* _RECORDS TO PROCESS_
□ □ □

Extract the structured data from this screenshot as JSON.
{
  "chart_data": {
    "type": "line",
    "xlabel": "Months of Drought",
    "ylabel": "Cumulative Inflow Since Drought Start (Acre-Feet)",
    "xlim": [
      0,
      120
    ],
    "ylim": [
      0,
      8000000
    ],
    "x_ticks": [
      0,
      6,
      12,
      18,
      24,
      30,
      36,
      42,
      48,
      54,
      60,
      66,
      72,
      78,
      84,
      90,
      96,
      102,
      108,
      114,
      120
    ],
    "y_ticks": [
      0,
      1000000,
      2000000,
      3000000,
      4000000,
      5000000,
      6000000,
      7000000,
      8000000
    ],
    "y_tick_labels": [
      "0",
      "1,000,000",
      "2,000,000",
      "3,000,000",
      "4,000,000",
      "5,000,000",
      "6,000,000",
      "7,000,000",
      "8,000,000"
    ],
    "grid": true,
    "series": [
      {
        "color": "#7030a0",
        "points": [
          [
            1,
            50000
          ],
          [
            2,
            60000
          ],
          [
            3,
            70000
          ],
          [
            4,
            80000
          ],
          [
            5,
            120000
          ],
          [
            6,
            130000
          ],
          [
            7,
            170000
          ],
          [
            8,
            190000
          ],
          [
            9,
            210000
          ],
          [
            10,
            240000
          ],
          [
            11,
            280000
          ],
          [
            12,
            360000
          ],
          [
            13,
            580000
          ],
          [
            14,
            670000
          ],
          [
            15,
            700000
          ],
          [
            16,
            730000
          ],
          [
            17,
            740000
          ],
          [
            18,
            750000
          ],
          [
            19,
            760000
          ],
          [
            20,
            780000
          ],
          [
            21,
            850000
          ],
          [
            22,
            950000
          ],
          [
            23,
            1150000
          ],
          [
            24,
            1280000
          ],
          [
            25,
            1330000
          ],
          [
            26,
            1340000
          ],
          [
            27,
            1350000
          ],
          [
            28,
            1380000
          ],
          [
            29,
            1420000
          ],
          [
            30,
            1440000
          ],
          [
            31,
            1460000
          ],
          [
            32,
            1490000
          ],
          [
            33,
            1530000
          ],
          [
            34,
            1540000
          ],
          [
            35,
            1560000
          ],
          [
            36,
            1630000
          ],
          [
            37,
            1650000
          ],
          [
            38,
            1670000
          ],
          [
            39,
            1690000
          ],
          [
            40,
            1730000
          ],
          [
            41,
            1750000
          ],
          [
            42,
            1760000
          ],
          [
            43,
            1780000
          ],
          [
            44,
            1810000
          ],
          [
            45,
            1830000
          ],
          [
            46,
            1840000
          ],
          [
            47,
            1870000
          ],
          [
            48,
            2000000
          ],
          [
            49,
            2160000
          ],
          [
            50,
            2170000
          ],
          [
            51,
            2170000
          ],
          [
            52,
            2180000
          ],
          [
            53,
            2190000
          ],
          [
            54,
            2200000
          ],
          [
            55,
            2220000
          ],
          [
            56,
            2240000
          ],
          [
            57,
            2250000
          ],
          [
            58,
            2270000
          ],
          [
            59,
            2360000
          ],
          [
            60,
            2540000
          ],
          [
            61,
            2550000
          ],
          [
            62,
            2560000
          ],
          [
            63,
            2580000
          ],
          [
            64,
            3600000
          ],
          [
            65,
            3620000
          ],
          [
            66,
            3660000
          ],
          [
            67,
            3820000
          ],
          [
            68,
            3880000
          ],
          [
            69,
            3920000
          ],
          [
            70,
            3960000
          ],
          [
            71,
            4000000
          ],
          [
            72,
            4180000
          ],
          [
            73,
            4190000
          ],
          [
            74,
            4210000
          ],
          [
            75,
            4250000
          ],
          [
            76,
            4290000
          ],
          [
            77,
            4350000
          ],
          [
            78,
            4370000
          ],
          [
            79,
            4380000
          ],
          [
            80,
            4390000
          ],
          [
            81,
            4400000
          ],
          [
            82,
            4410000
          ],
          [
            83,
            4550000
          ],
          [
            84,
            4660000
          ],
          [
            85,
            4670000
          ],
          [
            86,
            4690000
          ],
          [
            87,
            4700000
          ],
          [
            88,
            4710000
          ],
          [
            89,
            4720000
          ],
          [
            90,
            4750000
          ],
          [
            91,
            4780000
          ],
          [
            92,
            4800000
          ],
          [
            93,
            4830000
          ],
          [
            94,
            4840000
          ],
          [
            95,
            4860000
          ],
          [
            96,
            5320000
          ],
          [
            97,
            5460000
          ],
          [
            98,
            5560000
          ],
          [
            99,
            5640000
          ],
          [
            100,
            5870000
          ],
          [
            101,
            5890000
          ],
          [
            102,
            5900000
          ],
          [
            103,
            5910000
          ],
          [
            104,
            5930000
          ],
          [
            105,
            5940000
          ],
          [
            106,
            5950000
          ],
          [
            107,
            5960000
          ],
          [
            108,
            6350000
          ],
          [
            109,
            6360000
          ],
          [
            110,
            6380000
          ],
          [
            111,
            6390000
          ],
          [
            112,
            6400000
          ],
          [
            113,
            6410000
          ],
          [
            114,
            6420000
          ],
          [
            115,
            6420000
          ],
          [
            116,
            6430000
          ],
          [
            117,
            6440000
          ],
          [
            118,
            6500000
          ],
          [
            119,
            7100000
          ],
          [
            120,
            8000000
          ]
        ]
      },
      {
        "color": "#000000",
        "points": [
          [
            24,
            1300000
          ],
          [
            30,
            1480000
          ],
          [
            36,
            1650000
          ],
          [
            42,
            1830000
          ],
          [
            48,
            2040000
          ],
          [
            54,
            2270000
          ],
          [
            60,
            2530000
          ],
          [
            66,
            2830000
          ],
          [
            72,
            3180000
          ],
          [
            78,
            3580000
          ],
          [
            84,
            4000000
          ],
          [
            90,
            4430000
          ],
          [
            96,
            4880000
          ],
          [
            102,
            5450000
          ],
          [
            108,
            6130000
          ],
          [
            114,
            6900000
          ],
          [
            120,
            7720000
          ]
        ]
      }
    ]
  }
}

□ □ □

Restate all of the entries above precisely.

Extract the structured data from this screenshot as JSON.
{
  "chart_data": {
    "type": "line",
    "xlabel": "Months of Drought",
    "ylabel": "Cumulative Inflow Since Drought Start (Acre-Feet)",
    "xlim": [
      0,
      120
    ],
    "ylim": [
      0,
      8000000
    ],
    "x_ticks": [
      0,
      6,
      12,
      18,
      24,
      30,
      36,
      42,
      48,
      54,
      60,
      66,
      72,
      78,
      84,
      90,
      96,
      102,
      108,
      114,
      120
    ],
    "y_ticks": [
      0,
      1000000,
      2000000,
      3000000,
      4000000,
      5000000,
      6000000,
      7000000,
      8000000
    ],
    "y_tick_labels": [
      "0",
      "1,000,000",
      "2,000,000",
      "3,000,000",
      "4,000,000",
      "5,000,000",
      "6,000,000",
      "7,000,000",
      "8,000,000"
    ],
    "grid": true,
    "series": [
      {
        "color": "#7030a0",
        "points": [
          [
            1,
            50000
          ],
          [
            2,
            60000
          ],
          [
            3,
            70000
          ],
          [
            4,
            80000
          ],
          [
            5,
            120000
          ],
          [
            6,
            130000
          ],
          [
            7,
            170000
          ],
          [
            8,
            190000
          ],
          [
            9,
            210000
          ],
          [
            10,
            240000
          ],
          [
            11,
            280000
          ],
          [
            12,
            360000
          ],
          [
            13,
            580000
          ],
          [
            14,
            670000
          ],
          [
            15,
            700000
          ],
          [
            16,
            730000
          ],
          [
            17,
            740000
          ],
          [
            18,
            750000
          ],
          [
            19,
            760000
          ],
          [
            20,
            780000
          ],
          [
            21,
            850000
          ],
          [
            22,
            950000
          ],
          [
            23,
            1150000
          ],
          [
            24,
            1280000
          ],
          [
            25,
            1330000
          ],
          [
            26,
            1340000
          ],
          [
            27,
            1350000
          ],
          [
            28,
            1380000
          ],
          [
            29,
            1420000
          ],
          [
            30,
            1440000
          ],
          [
            31,
            1460000
          ],
          [
            32,
            1490000
          ],
          [
            33,
            1530000
          ],
          [
            34,
            1540000
          ],
          [
            35,
            1560000
          ],
          [
            36,
            1630000
          ],
          [
            37,
            1650000
          ],
          [
            38,
            1670000
          ],
          [
            39,
            1690000
          ],
          [
            40,
            1730000
          ],
          [
            41,
            1750000
          ],
          [
            42,
            1760000
          ],
          [
            43,
            1780000
          ],
          [
            44,
            1810000
          ],
          [
            45,
            1830000
          ],
          [
            46,
            1840000
          ],
          [
            47,
            1870000
          ],
          [
            48,
            2000000
          ],
          [
            49,
            2160000
          ],
          [
            50,
            2170000
          ],
          [
            51,
            2170000
          ],
          [
            52,
            2180000
          ],
          [
            53,
            2190000
          ],
          [
            54,
            2200000
          ],
          [
            55,
            2220000
          ],
          [
            56,
            2240000
          ],
          [
            57,
            2250000
          ],
          [
            58,
            2270000
          ],
          [
            59,
            2360000
          ],
          [
            60,
            2540000
          ],
          [
            61,
            2550000
          ],
          [
            62,
            2560000
          ],
          [
            63,
            2580000
          ],
          [
            64,
            3600000
          ],
          [
            65,
            3620000
          ],
          [
            66,
            3660000
          ],
          [
            67,
            3820000
          ],
          [
            68,
            3880000
          ],
          [
            69,
            3920000
          ],
          [
            70,
            3960000
          ],
          [
            71,
            4000000
          ],
          [
            72,
            4180000
          ],
          [
            73,
            4190000
          ],
          [
            74,
            4210000
          ],
          [
            75,
            4250000
          ],
          [
            76,
            4290000
          ],
          [
            77,
            4350000
          ],
          [
            78,
            4370000
          ],
          [
            79,
            4380000
          ],
          [
            80,
            4390000
          ],
          [
            81,
            4400000
          ],
          [
            82,
            4410000
          ],
          [
            83,
            4550000
          ],
          [
            84,
            4660000
          ],
          [
            85,
            4670000
          ],
          [
            86,
            4690000
          ],
          [
            87,
            4700000
          ],
          [
            88,
            4710000
          ],
          [
            89,
            4720000
          ],
          [
            90,
            4750000
          ],
          [
            91,
            4780000
          ],
          [
            92,
            4800000
          ],
          [
            93,
            4830000
          ],
          [
            94,
            4840000
          ],
          [
            95,
            4860000
          ],
          [
            96,
            5320000
          ],
          [
            97,
            5460000
          ],
          [
            98,
            5560000
          ],
          [
            99,
            5640000
          ],
          [
            100,
            5870000
          ],
          [
            101,
            5890000
          ],
          [
            102,
            5900000
          ],
          [
            103,
            5910000
          ],
          [
            104,
            5930000
          ],
          [
            105,
            5940000
          ],
          [
            106,
            5950000
          ],
          [
            107,
            5960000
          ],
          [
            108,
            6350000
          ],
          [
            109,
            6360000
          ],
          [
            110,
            6380000
          ],
          [
            111,
            6390000
          ],
          [
            112,
            6400000
          ],
          [
            113,
            6410000
          ],
          [
            114,
            6420000
          ],
          [
            115,
            6420000
          ],
          [
            116,
            6430000
          ],
          [
            117,
            6440000
          ],
          [
            118,
            6500000
          ],
          [
            119,
            7100000
          ],
          [
            120,
            8000000
          ]
        ]
      },
      {
        "color": "#000000",
        "points": [
          [
            24,
            1300000
          ],
          [
            30,
            1480000
          ],
          [
            36,
            1650000
          ],
          [
            42,
            1830000
          ],
          [
            48,
            2040000
          ],
          [
            54,
            2270000
          ],
          [
            60,
            2530000
          ],
          [
            66,
            2830000
          ],
          [
            72,
            3180000
          ],
          [
            78,
            3580000
          ],
          [
            84,
            4000000
          ],
          [
            90,
            4430000
          ],
          [
            96,
            4880000
          ],
          [
            102,
            5450000
          ],
          [
            108,
            6130000
          ],
          [
            114,
            6900000
          ],
          [
            120,
            7720000
          ]
        ]
      }
    ]
  }
}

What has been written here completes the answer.